--- Start Data ---
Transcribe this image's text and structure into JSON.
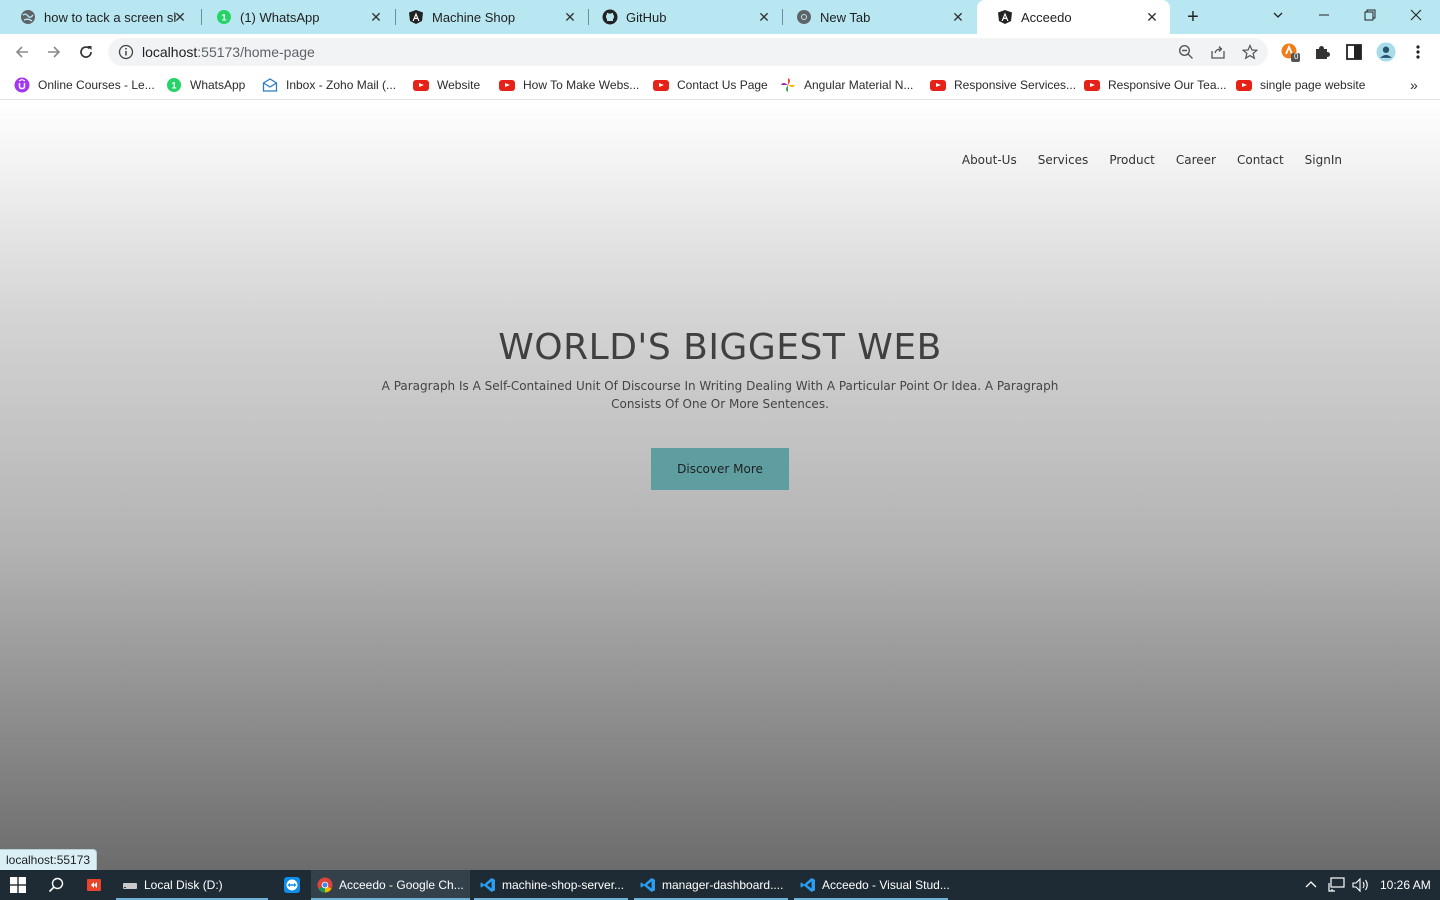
{
  "browser": {
    "tabs": [
      {
        "title": "how to tack a screen sho",
        "icon": "globe-icon"
      },
      {
        "title": "(1) WhatsApp",
        "icon": "whatsapp-icon"
      },
      {
        "title": "Machine Shop",
        "icon": "angular-icon"
      },
      {
        "title": "GitHub",
        "icon": "github-icon"
      },
      {
        "title": "New Tab",
        "icon": "chrome-icon"
      },
      {
        "title": "Acceedo",
        "icon": "angular-icon",
        "active": true
      }
    ],
    "url_host": "localhost",
    "url_rest": ":55173/home-page",
    "extension_badge": "0",
    "bookmarks": [
      {
        "label": "Online Courses - Le...",
        "icon": "udemy-icon"
      },
      {
        "label": "WhatsApp",
        "icon": "whatsapp-icon"
      },
      {
        "label": "Inbox - Zoho Mail (...",
        "icon": "mail-icon"
      },
      {
        "label": "Website",
        "icon": "youtube-icon"
      },
      {
        "label": "How To Make Webs...",
        "icon": "youtube-icon"
      },
      {
        "label": "Contact Us Page",
        "icon": "youtube-icon"
      },
      {
        "label": "Angular Material N...",
        "icon": "pinwheel-icon"
      },
      {
        "label": "Responsive Services...",
        "icon": "youtube-icon"
      },
      {
        "label": "Responsive Our Tea...",
        "icon": "youtube-icon"
      },
      {
        "label": "single page website",
        "icon": "youtube-icon"
      }
    ]
  },
  "site": {
    "nav": [
      "About-Us",
      "Services",
      "Product",
      "Career",
      "Contact",
      "SignIn"
    ],
    "hero_title": "WORLD'S BIGGEST WEB",
    "hero_text": "A Paragraph Is A Self-Contained Unit Of Discourse In Writing Dealing With A Particular Point Or Idea. A Paragraph Consists Of One Or More Sentences.",
    "cta_label": "Discover More"
  },
  "status_tooltip": "localhost:55173",
  "taskbar": {
    "apps": [
      {
        "label": "Local Disk (D:)",
        "icon": "drive-icon"
      },
      {
        "label": "Acceedo - Google Ch...",
        "icon": "chrome-icon",
        "active": true
      },
      {
        "label": "machine-shop-server...",
        "icon": "vscode-icon"
      },
      {
        "label": "manager-dashboard....",
        "icon": "vscode-icon"
      },
      {
        "label": "Acceedo - Visual Stud...",
        "icon": "vscode-icon"
      }
    ],
    "clock": "10:26 AM"
  },
  "colors": {
    "tabstrip_bg": "#b9e7f1",
    "cta_bg": "#5f9ea0",
    "taskbar_bg": "#1f2b34"
  }
}
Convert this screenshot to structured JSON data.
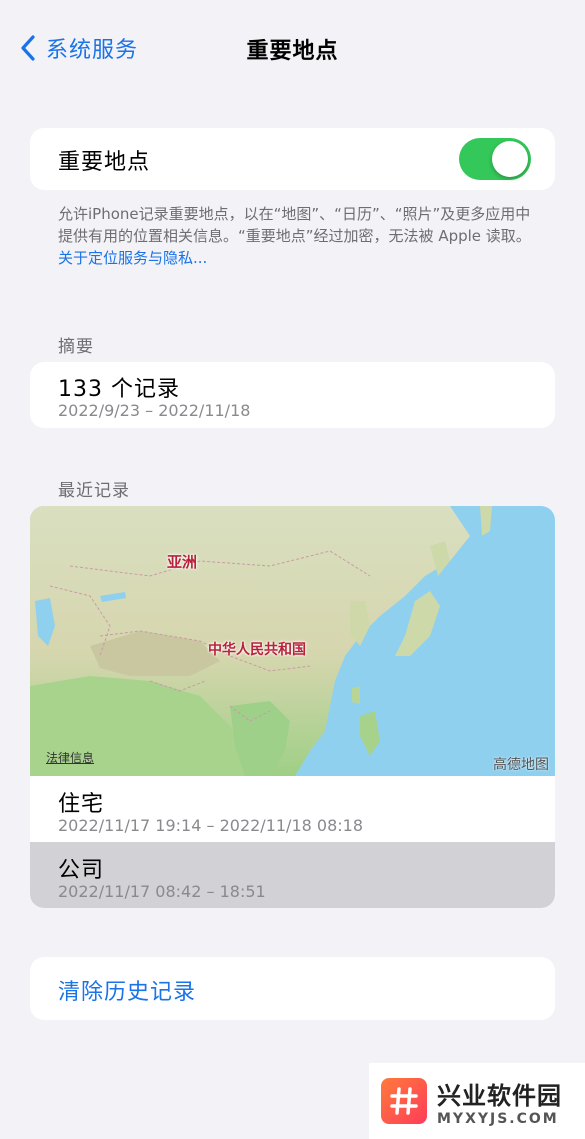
{
  "nav": {
    "back_label": "系统服务",
    "title": "重要地点"
  },
  "toggle": {
    "label": "重要地点",
    "enabled": true,
    "on_color": "#34c759"
  },
  "footnote": {
    "text": "允许iPhone记录重要地点，以在“地图”、“日历”、“照片”及更多应用中提供有用的位置相关信息。“重要地点”经过加密，无法被 Apple 读取。",
    "link": "关于定位服务与隐私..."
  },
  "summary": {
    "header": "摘要",
    "count": "133 个记录",
    "range": "2022/9/23 – 2022/11/18"
  },
  "recent": {
    "header": "最近记录",
    "map": {
      "labels": [
        "亚洲",
        "中华人民共和国"
      ],
      "legal": "法律信息",
      "brand": "高德地图"
    },
    "locations": [
      {
        "name": "住宅",
        "time": "2022/11/17 19:14 – 2022/11/18 08:18"
      },
      {
        "name": "公司",
        "time": "2022/11/17 08:42 – 18:51"
      }
    ]
  },
  "actions": {
    "clear_history": "清除历史记录"
  },
  "watermark": {
    "title": "兴业软件园",
    "subtitle": "MYXYJS.COM"
  },
  "colors": {
    "accent": "#1a73e8",
    "background": "#f2f2f7",
    "selected_row": "#d1d1d6"
  }
}
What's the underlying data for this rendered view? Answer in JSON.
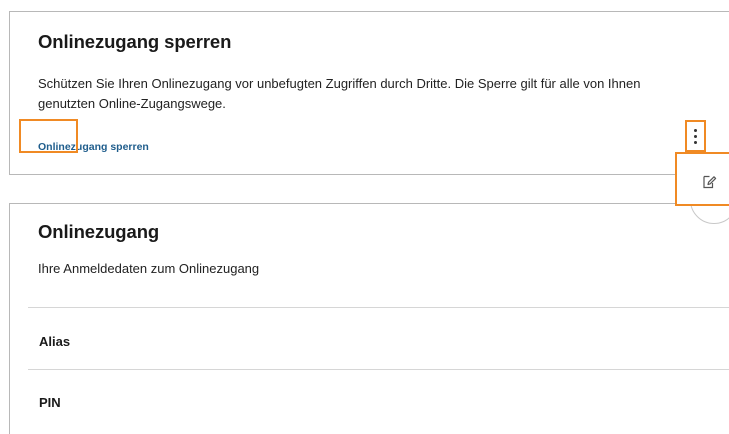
{
  "lock_card": {
    "title": "Onlinezugang sperren",
    "description": "Schützen Sie Ihren Onlinezugang vor unbefugten Zugriffen durch Dritte. Die Sperre gilt für alle von Ihnen genutzten Online-Zugangswege.",
    "link_label": "Onlinezugang sperren"
  },
  "access_card": {
    "title": "Onlinezugang",
    "subtitle": "Ihre Anmeldedaten zum Onlinezugang",
    "rows": [
      {
        "label": "Alias"
      },
      {
        "label": "PIN"
      }
    ],
    "more_menu_icon": "vertical-dots-icon",
    "edit_icon": "pencil-edit-icon"
  },
  "colors": {
    "highlight": "#f08a24",
    "link": "#1f5d8c",
    "card_border": "#b8b8b8",
    "divider": "#d6d6d6"
  }
}
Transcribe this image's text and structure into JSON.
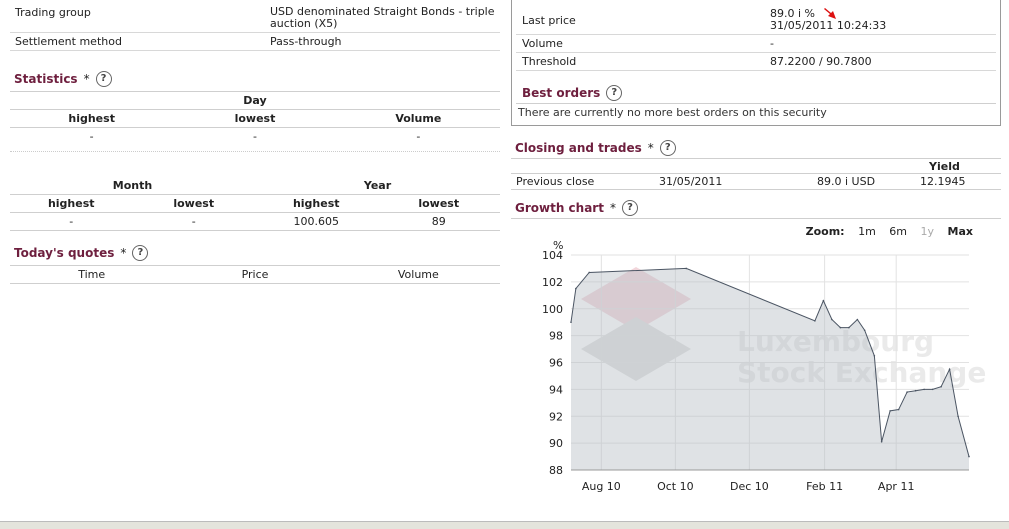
{
  "general": {
    "rows": [
      {
        "key": "Trading group",
        "value": "USD denominated Straight Bonds - triple auction (X5)"
      },
      {
        "key": "Settlement method",
        "value": "Pass-through"
      }
    ]
  },
  "statistics": {
    "title": "Statistics",
    "star": "*",
    "help": "?",
    "day_label": "Day",
    "day_headers": [
      "highest",
      "lowest",
      "Volume"
    ],
    "day_values": [
      "-",
      "-",
      "-"
    ],
    "month_label": "Month",
    "year_label": "Year",
    "my_headers": [
      "highest",
      "lowest",
      "highest",
      "lowest"
    ],
    "my_values": [
      "-",
      "-",
      "100.605",
      "89"
    ]
  },
  "quotes": {
    "title": "Today's quotes",
    "star": "*",
    "help": "?",
    "headers": [
      "Time",
      "Price",
      "Volume"
    ]
  },
  "price": {
    "last_price_label": "Last price",
    "last_price_value": "89.0 i  %",
    "last_price_time": "31/05/2011 10:24:33",
    "trend_color": "#dd1111",
    "volume_label": "Volume",
    "volume_value": "-",
    "threshold_label": "Threshold",
    "threshold_value": "87.2200 / 90.7800"
  },
  "best_orders": {
    "title": "Best orders",
    "help": "?",
    "message": "There are currently no more best orders on this security"
  },
  "closing": {
    "title": "Closing and trades",
    "star": "*",
    "help": "?",
    "yield_header": "Yield",
    "row_label": "Previous close",
    "row_date": "31/05/2011",
    "row_price": "89.0 i USD",
    "row_yield": "12.1945"
  },
  "growth": {
    "title": "Growth chart",
    "star": "*",
    "help": "?",
    "zoom_label": "Zoom:",
    "zoom_options": [
      "1m",
      "6m",
      "1y",
      "Max"
    ],
    "watermark_line1": "Luxembourg",
    "watermark_line2": "Stock Exchange"
  },
  "chart_data": {
    "type": "area",
    "ylabel": "%",
    "ylim": [
      88,
      104
    ],
    "yticks": [
      88,
      90,
      92,
      94,
      96,
      98,
      100,
      102,
      104
    ],
    "xlim": [
      "2010-07-07",
      "2011-05-31"
    ],
    "xticks": [
      {
        "label": "Aug 10",
        "date": "2010-08-01"
      },
      {
        "label": "Oct 10",
        "date": "2010-10-01"
      },
      {
        "label": "Dec 10",
        "date": "2010-12-01"
      },
      {
        "label": "Feb 11",
        "date": "2011-02-01"
      },
      {
        "label": "Apr 11",
        "date": "2011-04-01"
      }
    ],
    "grid": true,
    "series": [
      {
        "x": [
          "2010-07-07",
          "2010-07-11",
          "2010-07-22",
          "2010-10-10",
          "2011-01-24",
          "2011-01-31",
          "2011-02-07",
          "2011-02-14",
          "2011-02-21",
          "2011-02-28",
          "2011-03-06",
          "2011-03-14",
          "2011-03-20",
          "2011-03-27",
          "2011-04-03",
          "2011-04-10",
          "2011-04-17",
          "2011-04-24",
          "2011-05-01",
          "2011-05-08",
          "2011-05-15",
          "2011-05-22",
          "2011-05-31"
        ],
        "y": [
          99.0,
          101.5,
          102.7,
          103.0,
          99.1,
          100.6,
          99.2,
          98.6,
          98.6,
          99.2,
          98.4,
          96.5,
          90.1,
          92.4,
          92.5,
          93.8,
          93.9,
          94.0,
          94.0,
          94.2,
          95.5,
          92.0,
          89.0
        ]
      }
    ]
  }
}
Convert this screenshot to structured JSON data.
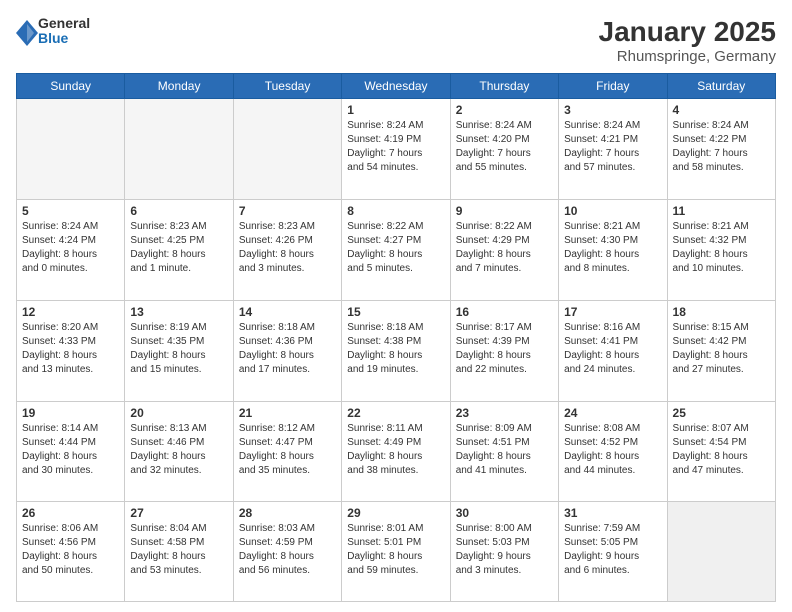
{
  "header": {
    "logo": {
      "line1": "General",
      "line2": "Blue"
    },
    "title": "January 2025",
    "subtitle": "Rhumspringe, Germany"
  },
  "days_of_week": [
    "Sunday",
    "Monday",
    "Tuesday",
    "Wednesday",
    "Thursday",
    "Friday",
    "Saturday"
  ],
  "weeks": [
    [
      {
        "day": "",
        "info": ""
      },
      {
        "day": "",
        "info": ""
      },
      {
        "day": "",
        "info": ""
      },
      {
        "day": "1",
        "info": "Sunrise: 8:24 AM\nSunset: 4:19 PM\nDaylight: 7 hours\nand 54 minutes."
      },
      {
        "day": "2",
        "info": "Sunrise: 8:24 AM\nSunset: 4:20 PM\nDaylight: 7 hours\nand 55 minutes."
      },
      {
        "day": "3",
        "info": "Sunrise: 8:24 AM\nSunset: 4:21 PM\nDaylight: 7 hours\nand 57 minutes."
      },
      {
        "day": "4",
        "info": "Sunrise: 8:24 AM\nSunset: 4:22 PM\nDaylight: 7 hours\nand 58 minutes."
      }
    ],
    [
      {
        "day": "5",
        "info": "Sunrise: 8:24 AM\nSunset: 4:24 PM\nDaylight: 8 hours\nand 0 minutes."
      },
      {
        "day": "6",
        "info": "Sunrise: 8:23 AM\nSunset: 4:25 PM\nDaylight: 8 hours\nand 1 minute."
      },
      {
        "day": "7",
        "info": "Sunrise: 8:23 AM\nSunset: 4:26 PM\nDaylight: 8 hours\nand 3 minutes."
      },
      {
        "day": "8",
        "info": "Sunrise: 8:22 AM\nSunset: 4:27 PM\nDaylight: 8 hours\nand 5 minutes."
      },
      {
        "day": "9",
        "info": "Sunrise: 8:22 AM\nSunset: 4:29 PM\nDaylight: 8 hours\nand 7 minutes."
      },
      {
        "day": "10",
        "info": "Sunrise: 8:21 AM\nSunset: 4:30 PM\nDaylight: 8 hours\nand 8 minutes."
      },
      {
        "day": "11",
        "info": "Sunrise: 8:21 AM\nSunset: 4:32 PM\nDaylight: 8 hours\nand 10 minutes."
      }
    ],
    [
      {
        "day": "12",
        "info": "Sunrise: 8:20 AM\nSunset: 4:33 PM\nDaylight: 8 hours\nand 13 minutes."
      },
      {
        "day": "13",
        "info": "Sunrise: 8:19 AM\nSunset: 4:35 PM\nDaylight: 8 hours\nand 15 minutes."
      },
      {
        "day": "14",
        "info": "Sunrise: 8:18 AM\nSunset: 4:36 PM\nDaylight: 8 hours\nand 17 minutes."
      },
      {
        "day": "15",
        "info": "Sunrise: 8:18 AM\nSunset: 4:38 PM\nDaylight: 8 hours\nand 19 minutes."
      },
      {
        "day": "16",
        "info": "Sunrise: 8:17 AM\nSunset: 4:39 PM\nDaylight: 8 hours\nand 22 minutes."
      },
      {
        "day": "17",
        "info": "Sunrise: 8:16 AM\nSunset: 4:41 PM\nDaylight: 8 hours\nand 24 minutes."
      },
      {
        "day": "18",
        "info": "Sunrise: 8:15 AM\nSunset: 4:42 PM\nDaylight: 8 hours\nand 27 minutes."
      }
    ],
    [
      {
        "day": "19",
        "info": "Sunrise: 8:14 AM\nSunset: 4:44 PM\nDaylight: 8 hours\nand 30 minutes."
      },
      {
        "day": "20",
        "info": "Sunrise: 8:13 AM\nSunset: 4:46 PM\nDaylight: 8 hours\nand 32 minutes."
      },
      {
        "day": "21",
        "info": "Sunrise: 8:12 AM\nSunset: 4:47 PM\nDaylight: 8 hours\nand 35 minutes."
      },
      {
        "day": "22",
        "info": "Sunrise: 8:11 AM\nSunset: 4:49 PM\nDaylight: 8 hours\nand 38 minutes."
      },
      {
        "day": "23",
        "info": "Sunrise: 8:09 AM\nSunset: 4:51 PM\nDaylight: 8 hours\nand 41 minutes."
      },
      {
        "day": "24",
        "info": "Sunrise: 8:08 AM\nSunset: 4:52 PM\nDaylight: 8 hours\nand 44 minutes."
      },
      {
        "day": "25",
        "info": "Sunrise: 8:07 AM\nSunset: 4:54 PM\nDaylight: 8 hours\nand 47 minutes."
      }
    ],
    [
      {
        "day": "26",
        "info": "Sunrise: 8:06 AM\nSunset: 4:56 PM\nDaylight: 8 hours\nand 50 minutes."
      },
      {
        "day": "27",
        "info": "Sunrise: 8:04 AM\nSunset: 4:58 PM\nDaylight: 8 hours\nand 53 minutes."
      },
      {
        "day": "28",
        "info": "Sunrise: 8:03 AM\nSunset: 4:59 PM\nDaylight: 8 hours\nand 56 minutes."
      },
      {
        "day": "29",
        "info": "Sunrise: 8:01 AM\nSunset: 5:01 PM\nDaylight: 8 hours\nand 59 minutes."
      },
      {
        "day": "30",
        "info": "Sunrise: 8:00 AM\nSunset: 5:03 PM\nDaylight: 9 hours\nand 3 minutes."
      },
      {
        "day": "31",
        "info": "Sunrise: 7:59 AM\nSunset: 5:05 PM\nDaylight: 9 hours\nand 6 minutes."
      },
      {
        "day": "",
        "info": ""
      }
    ]
  ]
}
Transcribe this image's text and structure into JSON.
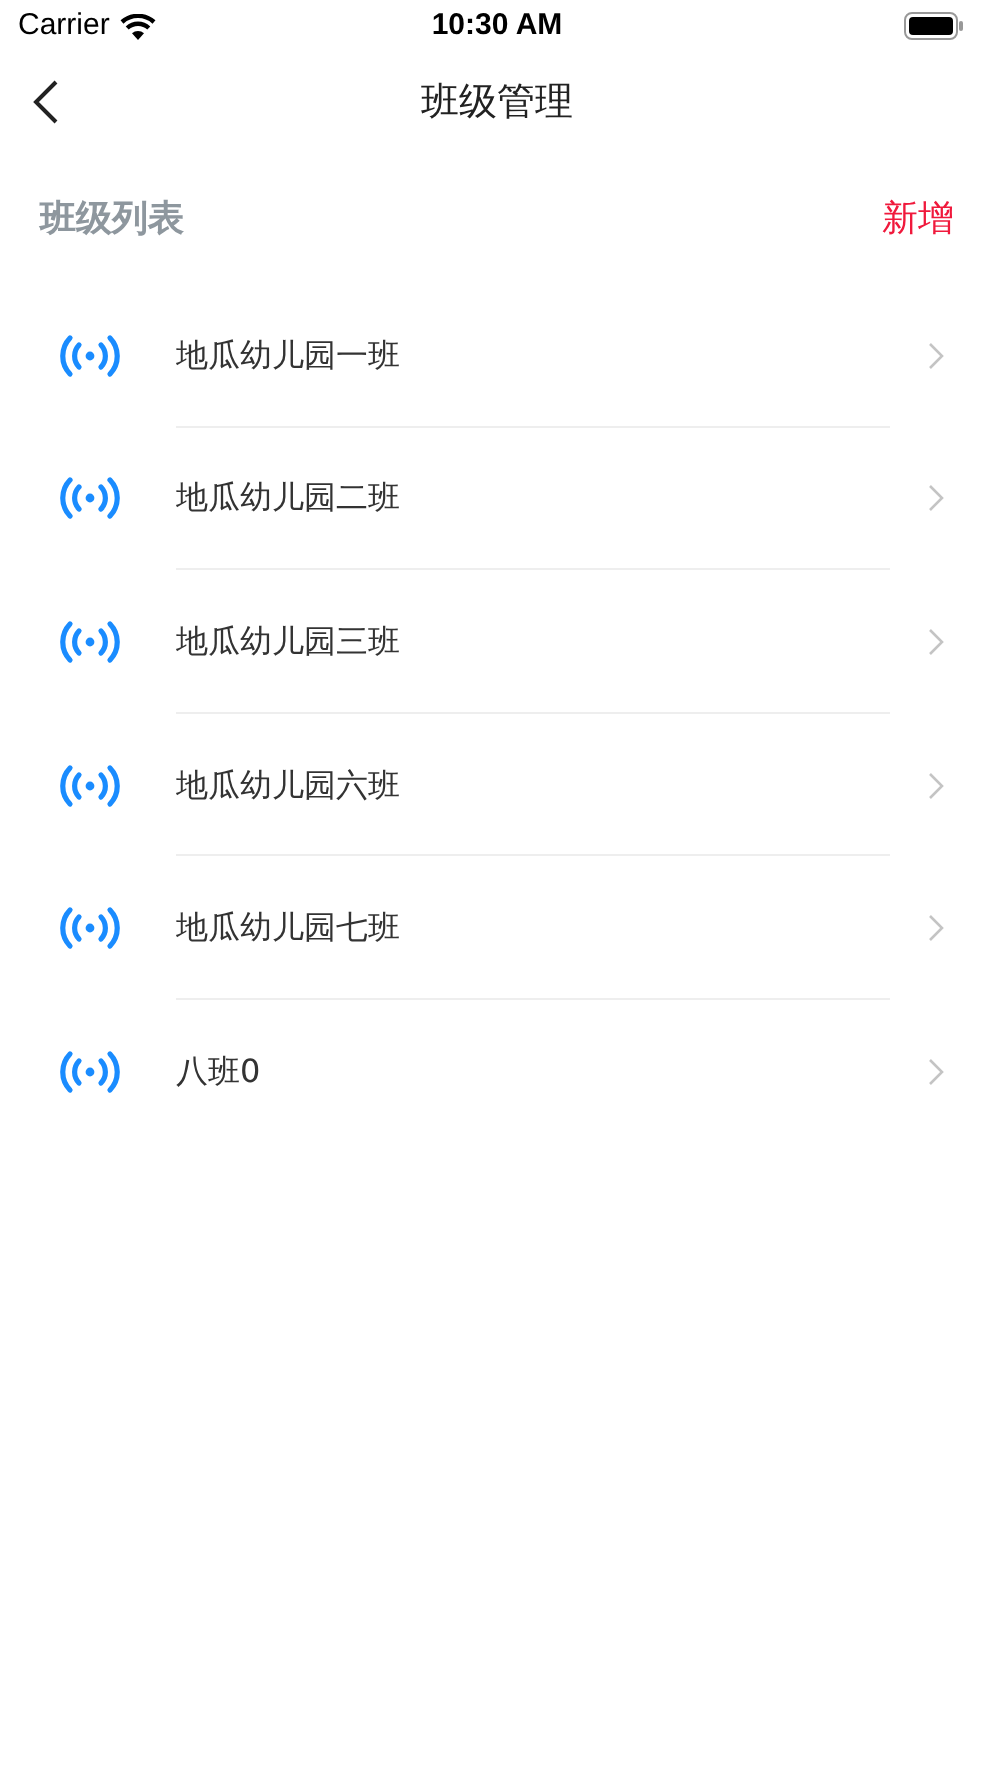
--- End Data ---
Determine how many lines of this listing contain "Services", and give only the number.

→ **Answer to this exercise**:
2